__ТЕКСТОВЫЙ БЛОК__
Н.Н.Подрезова
Иркутск
Проблема знания в
стихотворном цикле
Иосифа Бродского «Кентавры»
Последняя книга стихов Иосифа
Бродского «Пейзаж с наводнением» (
В «Кентаврах I» лирический субъект предстает
повествователем, чья тенденция высказывания от 3-го лица нарушается только в
заключительной строке произведения с появлением «мы», заставляющим
ретроспективно пересмотреть изложенное событие.
Лирическое повествование о любовном
свидании кентавров, людей-вещей: женщине-софе и мужчине-автомобиле, прерывается
комментариями субъекта речи, рассудочный характер
которых контрастирует с самим предметом рассказа. Так, описывая чудовищную женщину-диван
на шести ногах, лирический субъект безэмоционально
утверждает: «в конце концов, катастрофа – то, в результате чего трудно не
измениться» или делится наблюдениями над взаимосвязью человека и мебели: «в
каждом бедре с пеленок сидит эта склонность мышцы к мебели, к выкрутасам
красного дерева…». Аналитичность комментария особенно
показательна в определении «состава» любви: «Любовь
состоит из тюля, волоса, крови, пружин, валика, счастья, родов». Приведенные примеры позволяют отметить такую
особенность сознания лирического
повествователя, как сциентизм, который проявляется, во-первых, в самом
ракурсе восприятия живого как вещи, где живое как предмет наблюдения неотличимо
от неживого.
Во-вторых, в самом характере мышления, разлагающем на части предмет восприятия, — аналитизме. В-третьих,
в нейтральности тона, призванного безоценочно констатировать событийный ряд.

__ЗАДАНИЕ__
Повторите целиком и дословно текст о цикле «Кентавры», ничего в нём не меняя. Данные — отдельный материал, не связанный с текстом о цикле «Кентавры».

__ПРЕДОСТАВЛЕННЫЕ ДАННЫЕ__
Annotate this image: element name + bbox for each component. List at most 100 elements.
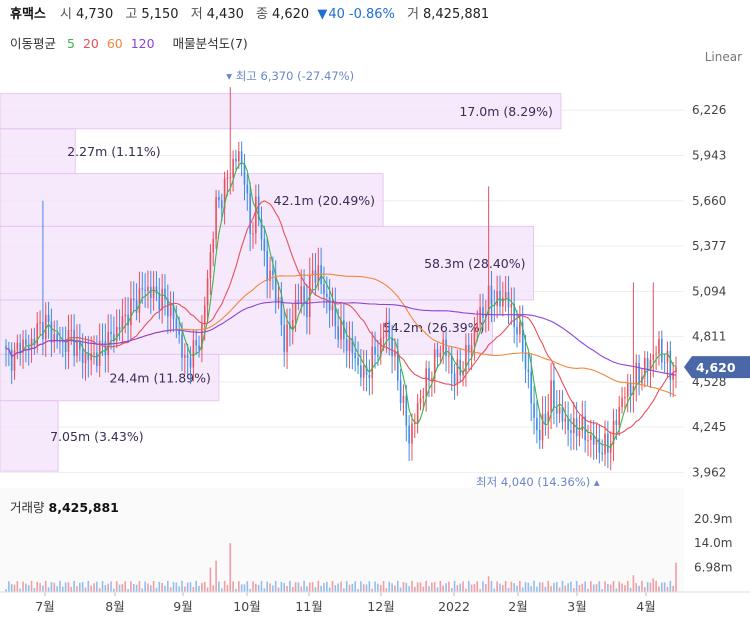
volume-bar [212, 585, 215, 592]
volume-bar [652, 578, 655, 592]
candle [558, 389, 561, 424]
volume-bar [521, 587, 524, 592]
candle [598, 424, 601, 464]
candle [388, 308, 391, 356]
volume-profile-label: 58.3m (28.40%) [424, 256, 525, 271]
volume-bar [195, 580, 198, 592]
volume-bar [658, 586, 660, 592]
volume-bar [601, 589, 603, 592]
volume-bar [555, 582, 558, 592]
volume-bar [328, 587, 331, 592]
volume-bar [536, 586, 538, 592]
volume-bar [135, 584, 138, 592]
candle [510, 287, 513, 325]
candle [385, 307, 388, 353]
volume-bar [450, 587, 453, 592]
volume-bar [283, 582, 286, 592]
volume-bar [541, 582, 544, 592]
candle [331, 287, 334, 327]
volume-bar [308, 582, 311, 592]
candle [149, 270, 152, 315]
volume-bar [570, 581, 572, 592]
candle [502, 281, 504, 317]
volume-bar [439, 580, 442, 592]
volume-bar [382, 580, 385, 592]
candle [50, 308, 53, 357]
volume-bar [209, 567, 212, 592]
candle [553, 362, 555, 425]
volume-bar [22, 581, 24, 592]
candle [186, 343, 189, 376]
candle [93, 335, 95, 365]
volume-bar [371, 588, 374, 592]
candle [357, 341, 359, 375]
candle [138, 271, 141, 323]
volume-tick-label: 20.9m [694, 512, 732, 526]
low-value: 4,430 [206, 7, 244, 22]
volume-bar [297, 582, 300, 592]
volume-bar [572, 588, 575, 592]
candle [360, 349, 362, 387]
candle [513, 287, 515, 344]
volume-bar [663, 582, 666, 592]
x-tick-label: 11월 [295, 599, 322, 614]
candle [456, 349, 459, 396]
indicator-legend[interactable]: 이동평균 5 20 60 120 매물분석도(7) [10, 33, 252, 52]
volume-bar [300, 586, 303, 592]
volume-bar [235, 588, 237, 592]
candle [365, 350, 368, 392]
candle [612, 408, 615, 462]
candle [374, 331, 376, 369]
candle [487, 186, 490, 331]
candle [590, 419, 592, 458]
volume-bar [470, 584, 473, 592]
candle [255, 184, 257, 245]
volume-bar [431, 582, 433, 592]
candle [624, 386, 626, 409]
volume-bar [632, 575, 635, 592]
volume-bar [226, 584, 229, 592]
volume-bar [167, 580, 169, 592]
candle [280, 282, 283, 336]
volume-bar [453, 580, 456, 592]
volume-bar [314, 587, 317, 592]
volume-bar [649, 582, 652, 592]
candle [527, 351, 530, 389]
ma-title[interactable]: 이동평균 [10, 36, 57, 51]
volume-bar [184, 586, 186, 592]
candle [547, 394, 550, 439]
volume-profile-title[interactable]: 매물분석도(7) [172, 36, 248, 51]
volume-bar [320, 585, 322, 592]
candle [414, 413, 416, 439]
candle [184, 343, 186, 375]
candle [544, 396, 547, 436]
candle [246, 174, 249, 211]
candle [115, 309, 118, 348]
volume-bar [575, 580, 578, 592]
candle [419, 389, 422, 411]
candle [658, 331, 660, 366]
x-tick-label: 9월 [173, 599, 192, 614]
candle [371, 331, 374, 395]
volume-bar [107, 583, 110, 592]
volume-bar [351, 583, 354, 592]
volume-bar [482, 581, 484, 592]
candle [609, 431, 612, 471]
candle [572, 401, 575, 450]
volume-bar [311, 582, 314, 592]
volume-bar [459, 583, 462, 592]
scale-mode-toggle[interactable]: Linear [704, 50, 742, 64]
candle [425, 360, 427, 412]
volume-bar [396, 580, 399, 592]
volume-bar [237, 581, 240, 592]
volume-bar [39, 583, 41, 592]
volume-bar [391, 583, 393, 592]
candle [81, 333, 84, 379]
volume-profile-label: 24.4m (11.89%) [109, 371, 210, 386]
volume-bar [323, 583, 325, 592]
low-label: 저 [190, 7, 203, 22]
volume-bar [507, 587, 510, 592]
candle [436, 342, 439, 369]
volume-label: 거 [407, 7, 419, 22]
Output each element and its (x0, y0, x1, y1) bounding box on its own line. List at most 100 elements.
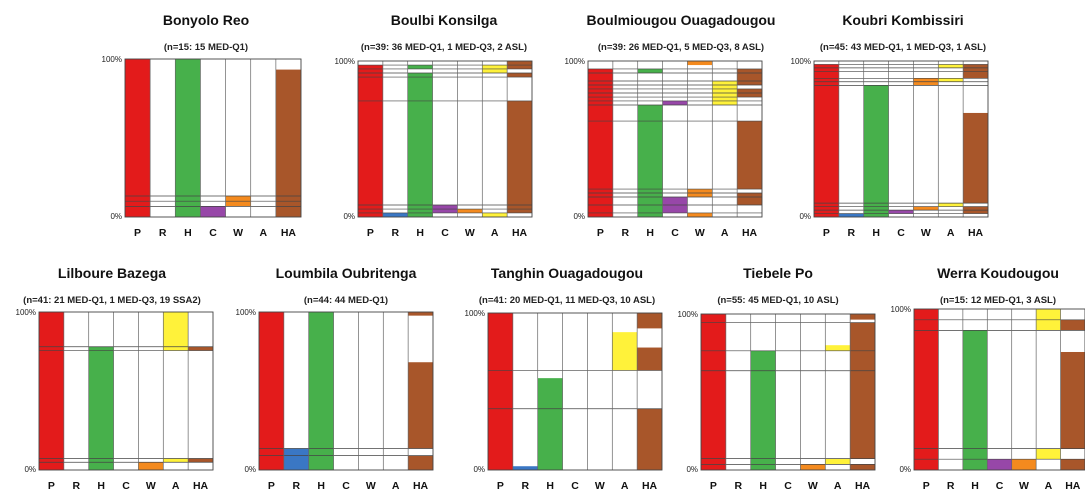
x-tick-label: W (366, 480, 376, 492)
x-tick-label: P (823, 227, 830, 239)
bar-segment-a-1 (612, 332, 638, 371)
bar-segment-a-2 (938, 78, 964, 82)
x-tick-label: C (671, 227, 679, 239)
bar-segment-r-1 (382, 212, 408, 217)
plot-frame (487, 312, 663, 471)
bar-segment-r-1 (838, 213, 864, 217)
panel-subtitle: (n=55: 45 MED-Q1, 10 ASL) (717, 295, 838, 306)
y-tick-label: 100% (791, 57, 811, 66)
bar-segment-c-1 (888, 210, 914, 214)
x-tick-label: H (646, 227, 654, 239)
bar-segment-r-1 (512, 466, 538, 470)
plot-frame (700, 313, 876, 471)
y-tick-label: 100% (465, 309, 485, 318)
bar-segment-ha-1 (637, 408, 662, 470)
x-tick-label: P (134, 227, 141, 239)
bar-segment-w-3 (687, 61, 713, 66)
bar-segment-p-1 (488, 313, 513, 470)
x-tick-label: H (759, 480, 767, 492)
bar-segment-a-1 (825, 458, 851, 465)
bar-segment-ha-3 (408, 312, 433, 316)
panel-title: Tanghin Ouagadougou (491, 265, 643, 281)
bar-segment-h-1 (750, 350, 776, 470)
y-tick-label: 100% (102, 55, 122, 64)
bar-segment-r-1 (283, 448, 309, 470)
x-tick-label: W (1019, 480, 1029, 492)
panel-6: Loumbila Oubritenga (n=44: 44 MED-Q1) 100%… (236, 265, 434, 492)
bar-segment-ha-2 (637, 347, 662, 371)
bar-segment-ha-2 (507, 73, 532, 78)
bar-segment-w-1 (800, 464, 826, 470)
y-tick-label: 0% (343, 212, 355, 221)
bar-segment-ha-3 (637, 313, 662, 329)
x-tick-label: HA (642, 480, 658, 492)
x-tick-label: P (48, 480, 55, 492)
panel-9: Werra Koudougou (n=15: 12 MED-Q1, 3 ASL) 1… (891, 265, 1085, 492)
panel-3: Boulmiougou Ouagadougou (n=39: 26 MED-Q1,… (565, 12, 776, 239)
panel-subtitle: (n=15: 12 MED-Q1, 3 ASL) (940, 295, 1056, 306)
x-tick-label: HA (281, 227, 297, 239)
panel-title: Loumbila Oubritenga (276, 265, 417, 281)
x-tick-label: C (897, 227, 905, 239)
y-tick-label: 0% (473, 465, 485, 474)
plot-frame (913, 308, 1085, 471)
bar-segment-h-1 (175, 59, 201, 217)
x-tick-label: A (947, 227, 955, 239)
x-tick-label: A (172, 480, 180, 492)
bar-segment-ha-3 (850, 314, 875, 320)
bar-segment-ha-1 (737, 192, 762, 205)
plot-frame (813, 60, 989, 218)
panel-4: Koubri Kombissiri (n=45: 43 MED-Q1, 1 MED… (791, 12, 989, 239)
panel-title: Werra Koudougou (937, 265, 1059, 281)
panel-2: Boulbi Konsilga (n=39: 36 MED-Q1, 1 MED-Q… (335, 12, 533, 239)
bar-segment-a-1 (938, 203, 964, 207)
bar-segment-p-1 (701, 314, 726, 470)
bar-segment-c-1 (200, 206, 226, 217)
x-tick-label: C (209, 227, 217, 239)
panel-subtitle: (n=39: 36 MED-Q1, 1 MED-Q3, 2 ASL) (361, 42, 527, 53)
x-tick-label: W (146, 480, 156, 492)
bar-segment-ha-2 (737, 121, 762, 190)
bar-segment-ha-1 (850, 464, 875, 470)
x-tick-label: W (465, 227, 475, 239)
panel-title: Tiebele Po (743, 265, 813, 281)
bar-segment-ha-1 (507, 100, 532, 213)
bar-segment-ha-2 (1060, 351, 1085, 449)
bar-segment-a-2 (825, 345, 851, 351)
x-tick-label: C (571, 480, 579, 492)
y-tick-label: 0% (799, 212, 811, 221)
plot-frame (587, 60, 763, 218)
panel-1: Bonyolo Reo (n=15: 15 MED-Q1) 100% 0% P R H C W A… (102, 12, 302, 239)
x-tick-label: R (621, 227, 629, 239)
plot-frame (38, 311, 214, 471)
y-tick-label: 100% (891, 305, 911, 314)
bar-segment-c-2 (662, 100, 688, 105)
bar-segment-w-1 (687, 212, 713, 217)
y-tick-label: 100% (335, 57, 355, 66)
bar-segment-ha-1 (188, 458, 213, 463)
x-tick-label: W (233, 227, 243, 239)
x-tick-label: P (710, 480, 717, 492)
x-tick-label: HA (512, 227, 528, 239)
x-tick-label: A (1045, 480, 1053, 492)
x-tick-label: A (621, 480, 629, 492)
x-tick-label: HA (193, 480, 209, 492)
bar-segment-h-1 (88, 346, 114, 470)
bar-segment-ha-2 (408, 362, 433, 449)
y-tick-label: 0% (686, 465, 698, 474)
y-tick-label: 0% (110, 212, 122, 221)
x-tick-label: R (159, 227, 167, 239)
bar-segment-p-1 (259, 312, 284, 470)
bar-segment-a-2 (163, 312, 189, 351)
x-tick-label: R (847, 227, 855, 239)
y-tick-label: 100% (16, 308, 36, 317)
panel-subtitle: (n=15: 15 MED-Q1) (164, 42, 248, 53)
panel-subtitle: (n=45: 43 MED-Q1, 1 MED-Q3, 1 ASL) (820, 42, 986, 53)
bar-segment-c-1 (987, 459, 1012, 470)
x-tick-label: W (595, 480, 605, 492)
bar-segment-p-1 (914, 309, 939, 470)
x-tick-label: P (497, 480, 504, 492)
y-tick-label: 0% (24, 465, 36, 474)
x-tick-label: HA (742, 227, 758, 239)
bar-segment-w-1 (1011, 459, 1037, 470)
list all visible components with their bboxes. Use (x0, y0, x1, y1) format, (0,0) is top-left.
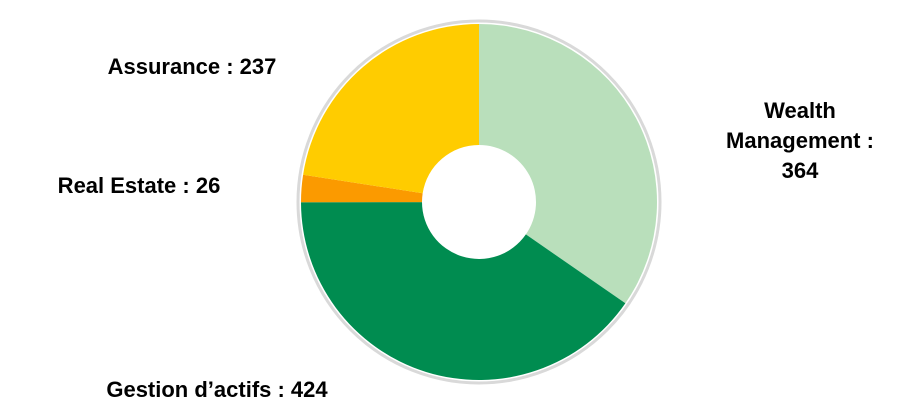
slice-label: Real Estate : 26 (57, 173, 221, 198)
donut-slice (479, 24, 657, 304)
slice-label: Gestion d’actifs : 424 (106, 377, 328, 402)
slice-label: Wealth Management : 364 (726, 98, 874, 183)
donut-slice (301, 174, 423, 203)
slice-label: Assurance : 237 (107, 54, 277, 79)
donut-slice (303, 24, 479, 194)
donut-slice (301, 202, 626, 380)
outer-ring (296, 19, 662, 385)
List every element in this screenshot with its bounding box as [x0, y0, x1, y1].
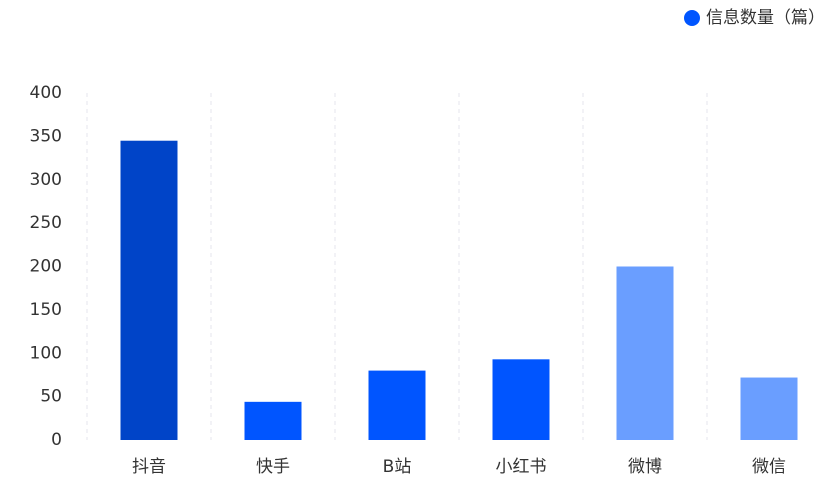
legend-label: 信息数量（篇） [706, 8, 825, 28]
y-tick-label: 400 [30, 83, 62, 103]
x-tick-label: B站 [383, 457, 412, 477]
bar [616, 266, 674, 440]
y-tick-label: 0 [51, 430, 62, 450]
y-tick-label: 250 [30, 213, 62, 233]
y-tick-label: 200 [30, 257, 62, 277]
x-tick-label: 微博 [628, 457, 662, 477]
bar [368, 370, 426, 440]
bar [740, 377, 798, 440]
legend-marker [684, 10, 700, 26]
bar [120, 140, 178, 440]
y-tick-label: 100 [30, 343, 62, 363]
x-tick-label: 抖音 [132, 457, 166, 477]
bar [244, 401, 302, 440]
y-tick-label: 50 [40, 387, 62, 407]
y-tick-label: 300 [30, 170, 62, 190]
y-tick-label: 150 [30, 300, 62, 320]
x-tick-label: 微信 [752, 457, 786, 477]
bar [492, 359, 550, 440]
x-tick-label: 快手 [256, 457, 290, 477]
x-tick-label: 小红书 [496, 457, 547, 477]
y-tick-label: 350 [30, 126, 62, 146]
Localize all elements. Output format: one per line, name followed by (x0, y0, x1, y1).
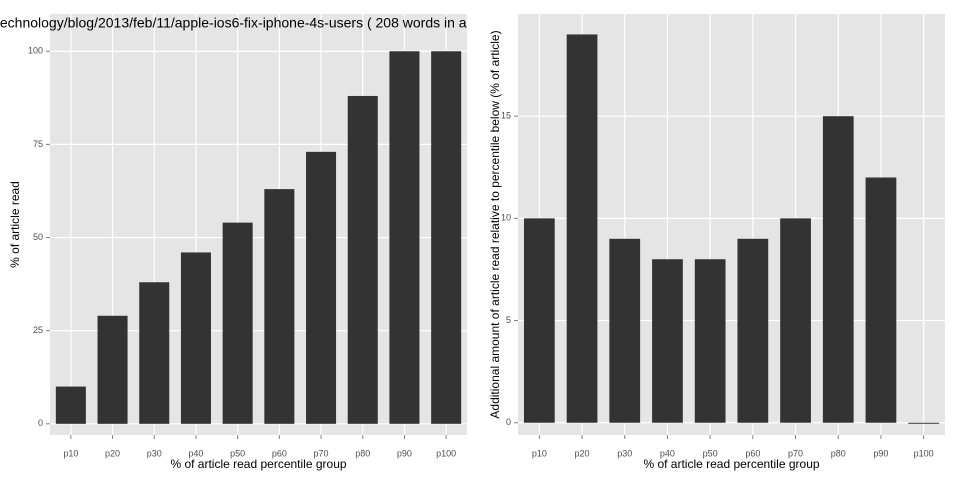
x-tick-label: p40 (188, 448, 203, 458)
x-tick-label: p20 (105, 448, 120, 458)
y-tick-label: 5 (506, 315, 511, 325)
bar (694, 259, 726, 423)
x-tick-label: p10 (63, 448, 78, 458)
x-axis-label: % of article read percentile group (643, 457, 819, 471)
bar (222, 222, 253, 424)
y-tick-label: 15 (501, 111, 511, 121)
bar (55, 386, 86, 424)
x-tick-label: p30 (617, 448, 632, 458)
x-tick-label: p90 (873, 448, 888, 458)
y-tick-label: 25 (33, 325, 43, 335)
x-tick-label: p30 (147, 448, 162, 458)
x-tick-label: p40 (660, 448, 675, 458)
bar (306, 151, 337, 424)
x-tick-label: p50 (230, 448, 245, 458)
x-tick-label: p100 (436, 448, 456, 458)
y-axis-label: Additional amount of article read relati… (488, 30, 502, 418)
bar (652, 259, 683, 423)
bar (737, 238, 769, 423)
bar (264, 189, 295, 424)
x-tick-label: p20 (575, 448, 590, 458)
x-tick-label: p90 (397, 448, 412, 458)
bar (523, 218, 555, 423)
x-tick-label: p50 (703, 448, 718, 458)
x-tick-label: p80 (355, 448, 370, 458)
y-tick-label: 100 (28, 46, 43, 56)
bar (780, 218, 811, 423)
x-tick-label: p100 (914, 448, 934, 458)
x-tick-label: p80 (831, 448, 846, 458)
y-tick-label: 10 (501, 213, 511, 223)
x-tick-label: p10 (532, 448, 547, 458)
bar (180, 252, 211, 424)
bar (566, 34, 598, 423)
bar (347, 95, 378, 424)
bar (908, 422, 940, 424)
y-tick-label: 0 (38, 418, 43, 428)
x-axis-label: % of article read percentile group (170, 457, 346, 471)
x-tick-label: p60 (745, 448, 760, 458)
chart-title: technology/blog/2013/feb/11/apple-ios6-f… (0, 15, 467, 31)
bar (431, 51, 462, 424)
bar (822, 116, 854, 423)
x-tick-label: p70 (314, 448, 329, 458)
bar (389, 51, 420, 424)
y-tick-label: 0 (506, 417, 511, 427)
y-axis-label: % of article read (8, 181, 22, 268)
bar (865, 177, 897, 423)
y-tick-label: 50 (33, 232, 43, 242)
bar (609, 238, 641, 423)
bar (139, 282, 170, 424)
y-tick-label: 75 (33, 139, 43, 149)
bar (97, 315, 128, 424)
x-tick-label: p60 (272, 448, 287, 458)
x-tick-label: p70 (788, 448, 803, 458)
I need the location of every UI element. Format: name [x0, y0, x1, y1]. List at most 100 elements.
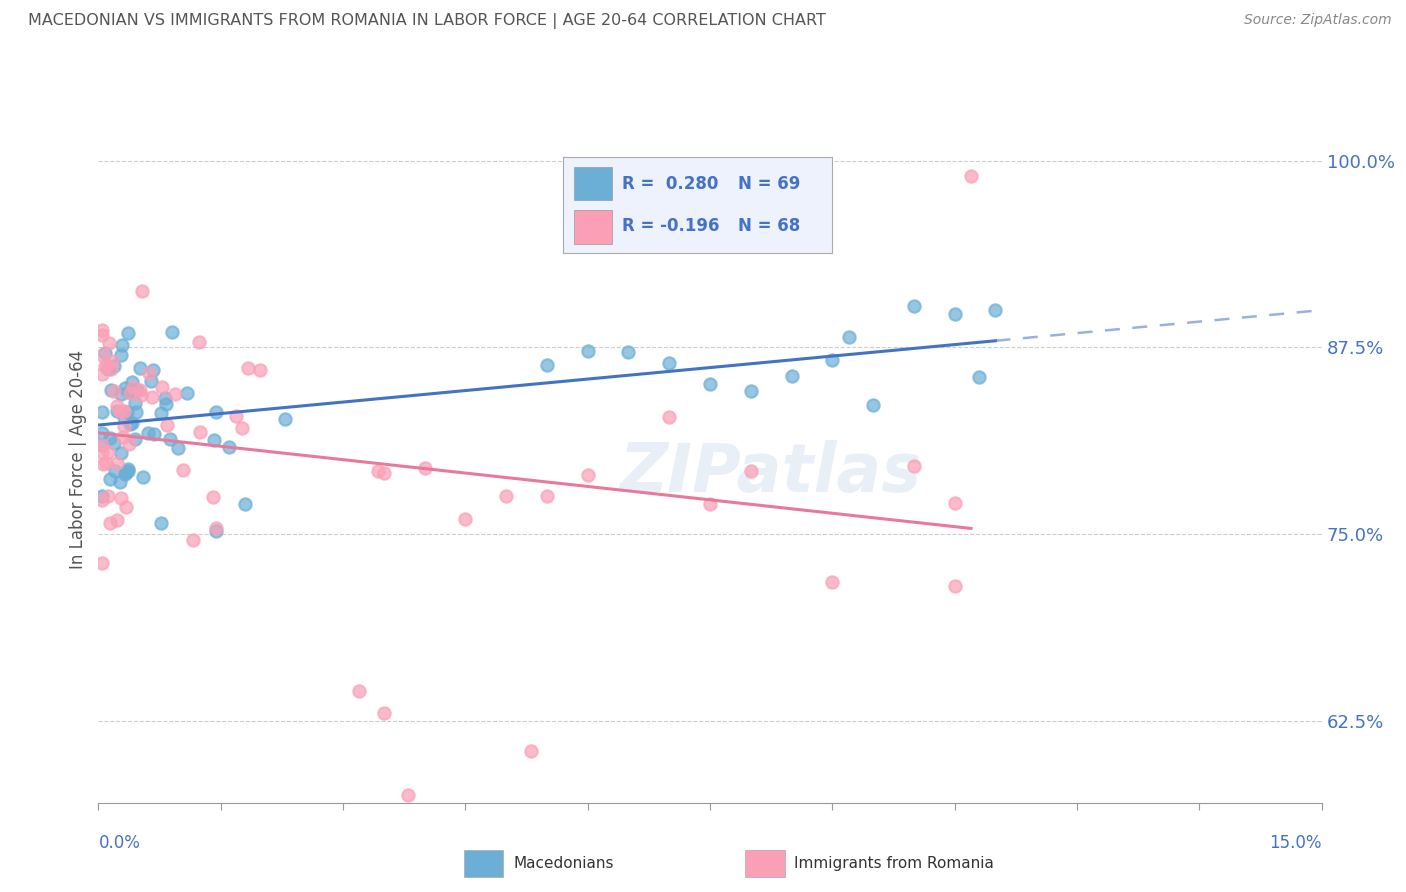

__ИТОГОВЫЙ РЕЗУЛЬТАТ__
Н.Н.Подрезова
Иркутск
Проблема знания в
стихотворном цикле
Иосифа Бродского «Кентавры»
Последняя книга стихов Иосифа
Бродского «Пейзаж с наводнением» (
В «Кентаврах I» лирический субъект предстает
повествователем, чья тенденция высказывания от 3-го лица нарушается только в
заключительной строке произведения с появлением «мы», заставляющим
ретроспективно пересмотреть изложенное событие.
Лирическое повествование о любовном
свидании кентавров, людей-вещей: женщине-софе и мужчине-автомобиле, прерывается
комментариями субъекта речи, рассудочный характер
которых контрастирует с самим предметом рассказа. Так, описывая чудовищную женщину-диван
на шести ногах, лирический субъект безэмоционально
утверждает: «в конце концов, катастрофа – то, в результате чего трудно не
измениться» или делится наблюдениями над взаимосвязью человека и мебели: «в
каждом бедре с пеленок сидит эта склонность мышцы к мебели, к выкрутасам
красного дерева…». Аналитичность комментария особенно
показательна в определении «состава» любви: «Любовь
состоит из тюля, волоса, крови, пружин, валика, счастья, родов». Приведенные примеры позволяют отметить такую
особенность сознания лирического
повествователя, как сциентизм, который проявляется, во-первых, в самом
ракурсе восприятия живого как вещи, где живое как предмет наблюдения неотличимо
от неживого.
Во-вторых, в самом характере мышления, разлагающем на части предмет восприятия, — аналитизме. В-третьих,
в нейтральности тона, призванного безоценочно констатировать событийный ряд.